EXERCISE DESCRIPTION
Copy out all the records exactly.
Start of DATASET ROWS
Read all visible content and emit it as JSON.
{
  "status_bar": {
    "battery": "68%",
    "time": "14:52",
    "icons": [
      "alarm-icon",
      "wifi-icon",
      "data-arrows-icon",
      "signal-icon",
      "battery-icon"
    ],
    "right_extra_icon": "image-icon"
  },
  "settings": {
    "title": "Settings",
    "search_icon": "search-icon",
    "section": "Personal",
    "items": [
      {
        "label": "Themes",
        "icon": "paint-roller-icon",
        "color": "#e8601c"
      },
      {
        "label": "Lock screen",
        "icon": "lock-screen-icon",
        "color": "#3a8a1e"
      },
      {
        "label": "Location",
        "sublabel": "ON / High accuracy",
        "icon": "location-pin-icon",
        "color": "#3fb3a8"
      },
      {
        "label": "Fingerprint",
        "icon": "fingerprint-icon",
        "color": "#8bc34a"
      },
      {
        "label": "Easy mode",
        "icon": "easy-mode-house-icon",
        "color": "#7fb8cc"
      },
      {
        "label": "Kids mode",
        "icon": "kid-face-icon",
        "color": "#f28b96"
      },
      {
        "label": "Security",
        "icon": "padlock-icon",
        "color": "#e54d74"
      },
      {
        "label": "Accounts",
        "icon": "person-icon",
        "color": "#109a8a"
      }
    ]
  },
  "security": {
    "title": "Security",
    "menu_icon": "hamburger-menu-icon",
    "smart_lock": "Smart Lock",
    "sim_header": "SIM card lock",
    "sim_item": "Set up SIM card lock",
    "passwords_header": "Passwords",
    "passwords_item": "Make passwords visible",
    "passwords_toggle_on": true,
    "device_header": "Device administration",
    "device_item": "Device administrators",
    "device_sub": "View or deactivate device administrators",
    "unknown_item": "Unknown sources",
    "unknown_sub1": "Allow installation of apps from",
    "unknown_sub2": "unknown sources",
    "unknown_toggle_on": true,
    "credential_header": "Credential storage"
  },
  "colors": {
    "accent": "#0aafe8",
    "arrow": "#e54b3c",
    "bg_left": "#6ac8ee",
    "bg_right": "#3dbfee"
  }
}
End of DATASET ROWS
FINAL RESULT
Read all visible content and emit it as JSON.
{
  "status_bar": {
    "battery": "68%",
    "time": "14:52",
    "icons": [
      "alarm-icon",
      "wifi-icon",
      "data-arrows-icon",
      "signal-icon",
      "battery-icon"
    ],
    "right_extra_icon": "image-icon"
  },
  "settings": {
    "title": "Settings",
    "search_icon": "search-icon",
    "section": "Personal",
    "items": [
      {
        "label": "Themes",
        "icon": "paint-roller-icon",
        "color": "#e8601c"
      },
      {
        "label": "Lock screen",
        "icon": "lock-screen-icon",
        "color": "#3a8a1e"
      },
      {
        "label": "Location",
        "sublabel": "ON / High accuracy",
        "icon": "location-pin-icon",
        "color": "#3fb3a8"
      },
      {
        "label": "Fingerprint",
        "icon": "fingerprint-icon",
        "color": "#8bc34a"
      },
      {
        "label": "Easy mode",
        "icon": "easy-mode-house-icon",
        "color": "#7fb8cc"
      },
      {
        "label": "Kids mode",
        "icon": "kid-face-icon",
        "color": "#f28b96"
      },
      {
        "label": "Security",
        "icon": "padlock-icon",
        "color": "#e54d74"
      },
      {
        "label": "Accounts",
        "icon": "person-icon",
        "color": "#109a8a"
      }
    ]
  },
  "security": {
    "title": "Security",
    "menu_icon": "hamburger-menu-icon",
    "smart_lock": "Smart Lock",
    "sim_header": "SIM card lock",
    "sim_item": "Set up SIM card lock",
    "passwords_header": "Passwords",
    "passwords_item": "Make passwords visible",
    "passwords_toggle_on": true,
    "device_header": "Device administration",
    "device_item": "Device administrators",
    "device_sub": "View or deactivate device administrators",
    "unknown_item": "Unknown sources",
    "unknown_sub1": "Allow installation of apps from",
    "unknown_sub2": "unknown sources",
    "unknown_toggle_on": true,
    "credential_header": "Credential storage"
  },
  "colors": {
    "accent": "#0aafe8",
    "arrow": "#e54b3c",
    "bg_left": "#6ac8ee",
    "bg_right": "#3dbfee"
  }
}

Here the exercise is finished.